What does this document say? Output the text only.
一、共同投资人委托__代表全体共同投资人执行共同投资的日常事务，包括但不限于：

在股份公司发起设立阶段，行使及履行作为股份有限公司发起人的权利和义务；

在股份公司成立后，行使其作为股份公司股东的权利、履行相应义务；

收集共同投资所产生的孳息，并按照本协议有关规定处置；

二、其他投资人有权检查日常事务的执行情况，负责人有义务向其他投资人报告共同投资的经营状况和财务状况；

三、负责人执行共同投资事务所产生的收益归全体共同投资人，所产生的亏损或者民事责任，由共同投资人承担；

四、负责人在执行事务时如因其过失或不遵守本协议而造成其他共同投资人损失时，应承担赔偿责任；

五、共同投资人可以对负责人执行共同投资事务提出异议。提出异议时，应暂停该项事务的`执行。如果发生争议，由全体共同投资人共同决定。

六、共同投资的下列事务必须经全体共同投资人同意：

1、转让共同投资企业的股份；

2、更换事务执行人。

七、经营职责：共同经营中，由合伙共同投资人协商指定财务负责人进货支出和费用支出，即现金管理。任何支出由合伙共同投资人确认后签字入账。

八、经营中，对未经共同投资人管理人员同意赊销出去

****

Extract every entry above as it appears.

What does this document say? Output the text only.
一、共同投资人委托__代表全体共同投资人执行共同投资的日常事务，包括但不限于：

在股份公司发起设立阶段，行使及履行作为股份有限公司发起人的权利和义务；

在股份公司成立后，行使其作为股份公司股东的权利、履行相应义务；

收集共同投资所产生的孳息，并按照本协议有关规定处置；

二、其他投资人有权检查日常事务的执行情况，负责人有义务向其他投资人报告共同投资的经营状况和财务状况；

三、负责人执行共同投资事务所产生的收益归全体共同投资人，所产生的亏损或者民事责任，由共同投资人承担；

四、负责人在执行事务时如因其过失或不遵守本协议而造成其他共同投资人损失时，应承担赔偿责任；

五、共同投资人可以对负责人执行共同投资事务提出异议。提出异议时，应暂停该项事务的`执行。如果发生争议，由全体共同投资人共同决定。

六、共同投资的下列事务必须经全体共同投资人同意：

1、转让共同投资企业的股份；

2、更换事务执行人。

七、经营职责：共同经营中，由合伙共同投资人协商指定财务负责人进货支出和费用支出，即现金管理。任何支出由合伙共同投资人确认后签字入账。

八、经营中，对未经共同投资人管理人员同意赊销出去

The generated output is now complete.